▶ DATA FOR PROCESSING

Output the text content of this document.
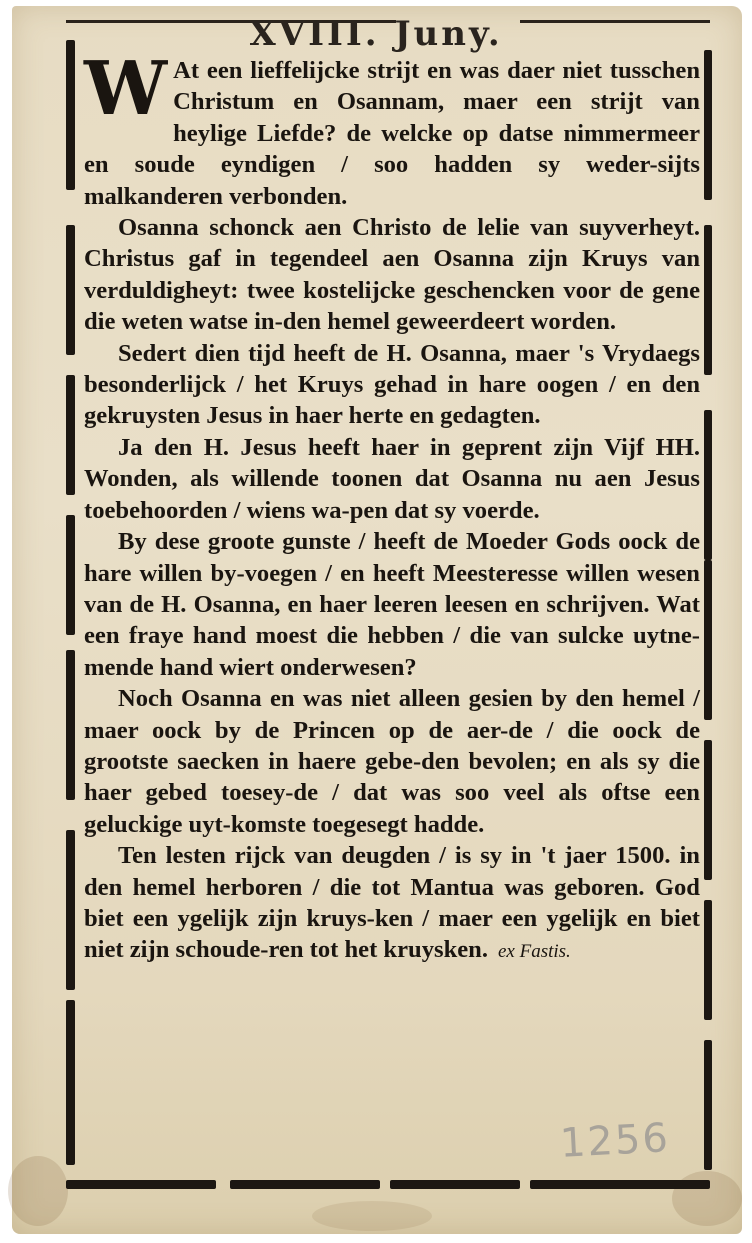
XVIII. Juny.

W At een lieffelijcke strijt en was daer niet tusschen Christum en Osannam, maer een strijt van heylige Liefde? de welcke op datse nimmermeer en soude eyndigen / soo hadden sy weder-sijts malkanderen verbonden.

Osanna schonck aen Christo de lelie van suyverheyt. Christus gaf in tegendeel aen Osanna zijn Kruys van verduldigheyt: twee kostelijcke geschencken voor de gene die weten watse in-den hemel geweerdeert worden.

Sedert dien tijd heeft de H. Osanna, maer 's Vrydaegs besonderlijck / het Kruys gehad in hare oogen / en den gekruysten Jesus in haer herte en gedagten.

Ja den H. Jesus heeft haer in geprent zijn Vijf HH. Wonden, als willende toonen dat Osanna nu aen Jesus toebehoorden / wiens wa-pen dat sy voerde.

By dese groote gunste / heeft de Moeder Gods oock de hare willen by-voegen / en heeft Meesteresse willen wesen van de H. Osanna, en haer leeren leesen en schrijven. Wat een fraye hand moest die hebben / die van sulcke uytne-mende hand wiert onderwesen?

Noch Osanna en was niet alleen gesien by den hemel / maer oock by de Princen op de aer-de / die oock de grootste saecken in haere gebe-den bevolen; en als sy die haer gebed toesey-de / dat was soo veel als oftse een geluckige uyt-komste toegesegt hadde.

Ten lesten rijck van deugden / is sy in 't jaer 1500. in den hemel herboren / die tot Mantua was geboren. God biet een ygelijk zijn kruys-ken / maer een ygelijk en biet niet zijn schoude-ren tot het kruysken. ex Fastis.

1256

▶ PROBLEM
Please reproduce each line of the listing above exactly, skipping pictures.

▶ ANSWER TO THIS TASK
Output the text content of this document.
XVIII. Juny.

W At een lieffelijcke strijt en was daer niet tusschen Christum en Osannam, maer een strijt van heylige Liefde? de welcke op datse nimmermeer en soude eyndigen / soo hadden sy weder-sijts malkanderen verbonden.

Osanna schonck aen Christo de lelie van suyverheyt. Christus gaf in tegendeel aen Osanna zijn Kruys van verduldigheyt: twee kostelijcke geschencken voor de gene die weten watse in-den hemel geweerdeert worden.

Sedert dien tijd heeft de H. Osanna, maer 's Vrydaegs besonderlijck / het Kruys gehad in hare oogen / en den gekruysten Jesus in haer herte en gedagten.

Ja den H. Jesus heeft haer in geprent zijn Vijf HH. Wonden, als willende toonen dat Osanna nu aen Jesus toebehoorden / wiens wa-pen dat sy voerde.

By dese groote gunste / heeft de Moeder Gods oock de hare willen by-voegen / en heeft Meesteresse willen wesen van de H. Osanna, en haer leeren leesen en schrijven. Wat een fraye hand moest die hebben / die van sulcke uytne-mende hand wiert onderwesen?

Noch Osanna en was niet alleen gesien by den hemel / maer oock by de Princen op de aer-de / die oock de grootste saecken in haere gebe-den bevolen; en als sy die haer gebed toesey-de / dat was soo veel als oftse een geluckige uyt-komste toegesegt hadde.

Ten lesten rijck van deugden / is sy in 't jaer 1500. in den hemel herboren / die tot Mantua was geboren. God biet een ygelijk zijn kruys-ken / maer een ygelijk en biet niet zijn schoude-ren tot het kruysken. ex Fastis.

1256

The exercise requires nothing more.